• [Given problem]
Return every line below in which "title" appears.

• [Input]
· · · · ·
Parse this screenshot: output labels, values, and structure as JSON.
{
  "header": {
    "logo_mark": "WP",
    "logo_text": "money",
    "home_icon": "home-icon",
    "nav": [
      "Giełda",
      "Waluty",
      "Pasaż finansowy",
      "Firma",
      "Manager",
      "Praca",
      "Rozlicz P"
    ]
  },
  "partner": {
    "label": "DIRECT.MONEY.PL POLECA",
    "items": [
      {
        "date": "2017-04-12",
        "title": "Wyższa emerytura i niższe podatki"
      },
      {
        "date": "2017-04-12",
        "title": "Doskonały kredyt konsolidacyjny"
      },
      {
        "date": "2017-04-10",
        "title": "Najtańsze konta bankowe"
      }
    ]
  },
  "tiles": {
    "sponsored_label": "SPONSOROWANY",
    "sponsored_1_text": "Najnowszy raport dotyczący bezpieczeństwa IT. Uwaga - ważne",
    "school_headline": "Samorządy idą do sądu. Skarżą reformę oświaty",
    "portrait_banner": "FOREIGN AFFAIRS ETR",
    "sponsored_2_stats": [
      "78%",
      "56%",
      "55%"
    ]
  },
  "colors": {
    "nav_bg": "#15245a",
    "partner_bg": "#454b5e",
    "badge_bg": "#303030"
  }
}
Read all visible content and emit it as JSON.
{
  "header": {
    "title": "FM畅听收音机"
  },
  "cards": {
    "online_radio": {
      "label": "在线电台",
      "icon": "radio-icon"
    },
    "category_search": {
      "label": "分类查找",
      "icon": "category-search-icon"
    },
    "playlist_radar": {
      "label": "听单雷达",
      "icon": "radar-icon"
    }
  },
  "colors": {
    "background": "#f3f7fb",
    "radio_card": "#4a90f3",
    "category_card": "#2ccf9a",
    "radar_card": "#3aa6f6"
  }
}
· · · · ·
• [Solution]
        "title": "Wyższa emerytura i niższe podatki"
        "title": "Doskonały kredyt konsolidacyjny"
        "title": "Najtańsze konta bankowe"
    "title": "FM畅听收音机"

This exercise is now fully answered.